▶ _Directions_
Copy everything in the data below exactly except the pictures.

▶ _Data to use_
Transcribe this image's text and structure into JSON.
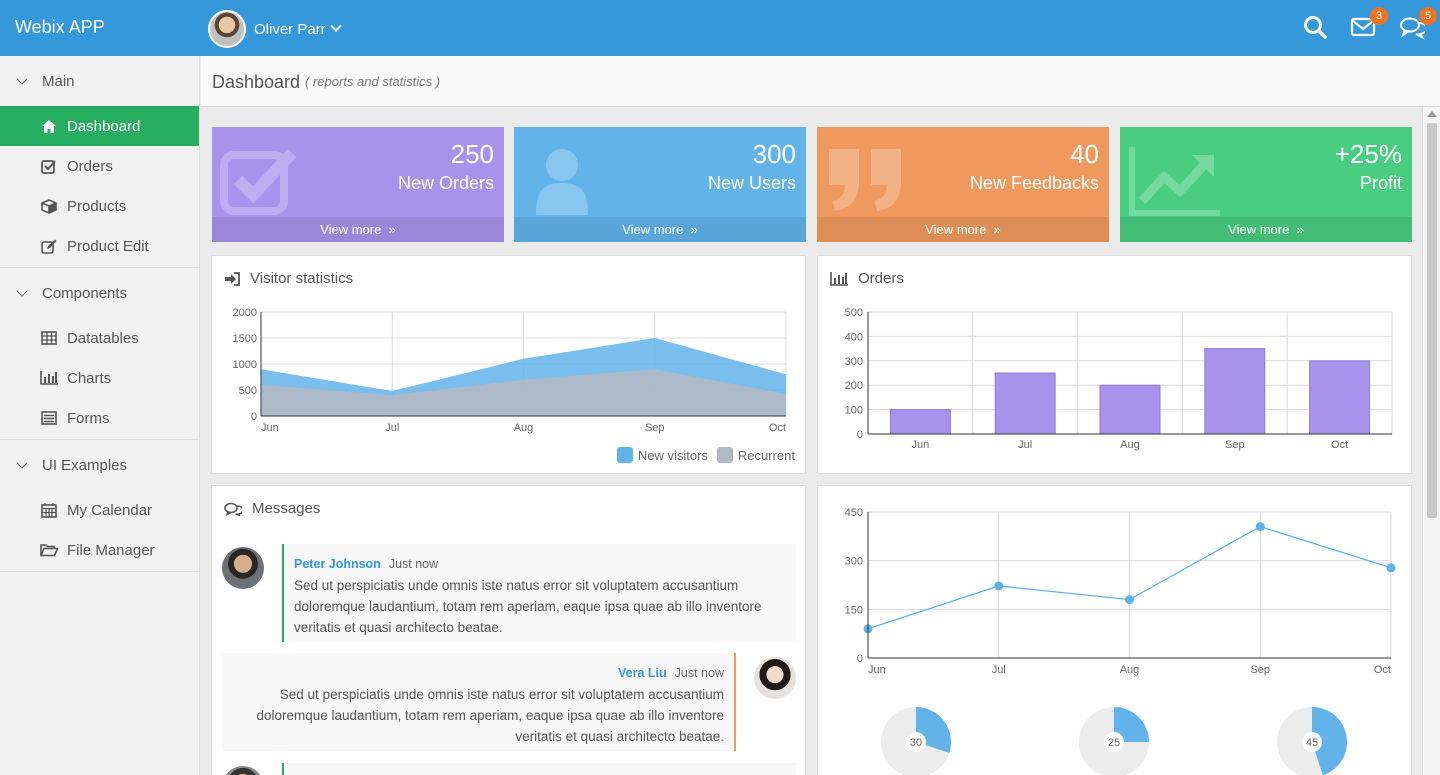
{
  "app": {
    "title": "Webix APP"
  },
  "user": {
    "name": "Oliver Parr"
  },
  "topbar": {
    "mail_count": "3",
    "chat_count": "5"
  },
  "sidebar": {
    "groups": [
      {
        "label": "Main",
        "items": [
          {
            "label": "Dashboard",
            "icon": "home-icon",
            "active": true
          },
          {
            "label": "Orders",
            "icon": "check-square-icon"
          },
          {
            "label": "Products",
            "icon": "cube-icon"
          },
          {
            "label": "Product Edit",
            "icon": "edit-icon"
          }
        ]
      },
      {
        "label": "Components",
        "items": [
          {
            "label": "Datatables",
            "icon": "table-icon"
          },
          {
            "label": "Charts",
            "icon": "bar-chart-icon"
          },
          {
            "label": "Forms",
            "icon": "list-icon"
          }
        ]
      },
      {
        "label": "UI Examples",
        "items": [
          {
            "label": "My Calendar",
            "icon": "calendar-icon"
          },
          {
            "label": "File Manager",
            "icon": "folder-open-icon"
          }
        ]
      }
    ]
  },
  "header": {
    "title": "Dashboard",
    "subtitle": "( reports and statistics )"
  },
  "tiles": [
    {
      "value": "250",
      "label": "New Orders",
      "more": "View more",
      "color": "#a693eb"
    },
    {
      "value": "300",
      "label": "New Users",
      "more": "View more",
      "color": "#62b3ea"
    },
    {
      "value": "40",
      "label": "New Feedbacks",
      "more": "View more",
      "color": "#f0995e"
    },
    {
      "value": "+25%",
      "label": "Profit",
      "more": "View more",
      "color": "#49cd81"
    }
  ],
  "panels": {
    "visitors": {
      "title": "Visitor statistics"
    },
    "orders": {
      "title": "Orders"
    },
    "messages": {
      "title": "Messages"
    }
  },
  "chart_data": [
    {
      "type": "area",
      "title": "Visitor statistics",
      "categories": [
        "Jun",
        "Jul",
        "Aug",
        "Sep",
        "Oct"
      ],
      "ylim": [
        0,
        2000
      ],
      "yticks": [
        0,
        500,
        1000,
        1500,
        2000
      ],
      "grid": true,
      "legend": "bottom-right",
      "series": [
        {
          "name": "New visitors",
          "values": [
            900,
            480,
            1100,
            1500,
            800
          ],
          "color": "#62b3ea"
        },
        {
          "name": "Recurrent",
          "values": [
            600,
            400,
            700,
            900,
            420
          ],
          "color": "#b0b8c3"
        }
      ]
    },
    {
      "type": "bar",
      "title": "Orders",
      "categories": [
        "Jun",
        "Jul",
        "Aug",
        "Sep",
        "Oct"
      ],
      "values": [
        100,
        250,
        200,
        350,
        300
      ],
      "ylim": [
        0,
        500
      ],
      "yticks": [
        0,
        100,
        200,
        300,
        400,
        500
      ],
      "grid": true,
      "color": "#a693eb"
    },
    {
      "type": "line",
      "categories": [
        "Jun",
        "Jul",
        "Aug",
        "Sep",
        "Oct"
      ],
      "values": [
        90,
        222,
        180,
        405,
        278
      ],
      "ylim": [
        0,
        450
      ],
      "yticks": [
        0,
        150,
        300,
        450
      ],
      "grid": true,
      "color": "#5cb3ea"
    },
    {
      "type": "pie",
      "values": [
        30,
        25,
        45
      ],
      "labels": [
        "30",
        "25",
        "45"
      ],
      "color": "#62b3ea",
      "rest_color": "#ececec"
    }
  ],
  "messages": [
    {
      "name": "Peter Johnson",
      "time": "Just now",
      "text": "Sed ut perspiciatis unde omnis iste natus error sit voluptatem accusantium doloremque laudantium, totam rem aperiam, eaque ipsa quae ab illo inventore veritatis et quasi architecto beatae.",
      "accent": "#27ae60"
    },
    {
      "name": "Vera Liu",
      "time": "Just now",
      "text": "Sed ut perspiciatis unde omnis iste natus error sit voluptatem accusantium doloremque laudantium, totam rem aperiam, eaque ipsa quae ab illo inventore veritatis et quasi architecto beatae.",
      "accent": "#f0995e"
    }
  ]
}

▶ _Answer to this task_
Transcribe this image's text and structure into JSON.
{
  "app": {
    "title": "Webix APP"
  },
  "user": {
    "name": "Oliver Parr"
  },
  "topbar": {
    "mail_count": "3",
    "chat_count": "5"
  },
  "sidebar": {
    "groups": [
      {
        "label": "Main",
        "items": [
          {
            "label": "Dashboard",
            "icon": "home-icon",
            "active": true
          },
          {
            "label": "Orders",
            "icon": "check-square-icon"
          },
          {
            "label": "Products",
            "icon": "cube-icon"
          },
          {
            "label": "Product Edit",
            "icon": "edit-icon"
          }
        ]
      },
      {
        "label": "Components",
        "items": [
          {
            "label": "Datatables",
            "icon": "table-icon"
          },
          {
            "label": "Charts",
            "icon": "bar-chart-icon"
          },
          {
            "label": "Forms",
            "icon": "list-icon"
          }
        ]
      },
      {
        "label": "UI Examples",
        "items": [
          {
            "label": "My Calendar",
            "icon": "calendar-icon"
          },
          {
            "label": "File Manager",
            "icon": "folder-open-icon"
          }
        ]
      }
    ]
  },
  "header": {
    "title": "Dashboard",
    "subtitle": "( reports and statistics )"
  },
  "tiles": [
    {
      "value": "250",
      "label": "New Orders",
      "more": "View more",
      "color": "#a693eb"
    },
    {
      "value": "300",
      "label": "New Users",
      "more": "View more",
      "color": "#62b3ea"
    },
    {
      "value": "40",
      "label": "New Feedbacks",
      "more": "View more",
      "color": "#f0995e"
    },
    {
      "value": "+25%",
      "label": "Profit",
      "more": "View more",
      "color": "#49cd81"
    }
  ],
  "panels": {
    "visitors": {
      "title": "Visitor statistics"
    },
    "orders": {
      "title": "Orders"
    },
    "messages": {
      "title": "Messages"
    }
  },
  "chart_data": [
    {
      "type": "area",
      "title": "Visitor statistics",
      "categories": [
        "Jun",
        "Jul",
        "Aug",
        "Sep",
        "Oct"
      ],
      "ylim": [
        0,
        2000
      ],
      "yticks": [
        0,
        500,
        1000,
        1500,
        2000
      ],
      "grid": true,
      "legend": "bottom-right",
      "series": [
        {
          "name": "New visitors",
          "values": [
            900,
            480,
            1100,
            1500,
            800
          ],
          "color": "#62b3ea"
        },
        {
          "name": "Recurrent",
          "values": [
            600,
            400,
            700,
            900,
            420
          ],
          "color": "#b0b8c3"
        }
      ]
    },
    {
      "type": "bar",
      "title": "Orders",
      "categories": [
        "Jun",
        "Jul",
        "Aug",
        "Sep",
        "Oct"
      ],
      "values": [
        100,
        250,
        200,
        350,
        300
      ],
      "ylim": [
        0,
        500
      ],
      "yticks": [
        0,
        100,
        200,
        300,
        400,
        500
      ],
      "grid": true,
      "color": "#a693eb"
    },
    {
      "type": "line",
      "categories": [
        "Jun",
        "Jul",
        "Aug",
        "Sep",
        "Oct"
      ],
      "values": [
        90,
        222,
        180,
        405,
        278
      ],
      "ylim": [
        0,
        450
      ],
      "yticks": [
        0,
        150,
        300,
        450
      ],
      "grid": true,
      "color": "#5cb3ea"
    },
    {
      "type": "pie",
      "values": [
        30,
        25,
        45
      ],
      "labels": [
        "30",
        "25",
        "45"
      ],
      "color": "#62b3ea",
      "rest_color": "#ececec"
    }
  ],
  "messages": [
    {
      "name": "Peter Johnson",
      "time": "Just now",
      "text": "Sed ut perspiciatis unde omnis iste natus error sit voluptatem accusantium doloremque laudantium, totam rem aperiam, eaque ipsa quae ab illo inventore veritatis et quasi architecto beatae.",
      "accent": "#27ae60"
    },
    {
      "name": "Vera Liu",
      "time": "Just now",
      "text": "Sed ut perspiciatis unde omnis iste natus error sit voluptatem accusantium doloremque laudantium, totam rem aperiam, eaque ipsa quae ab illo inventore veritatis et quasi architecto beatae.",
      "accent": "#f0995e"
    }
  ]
}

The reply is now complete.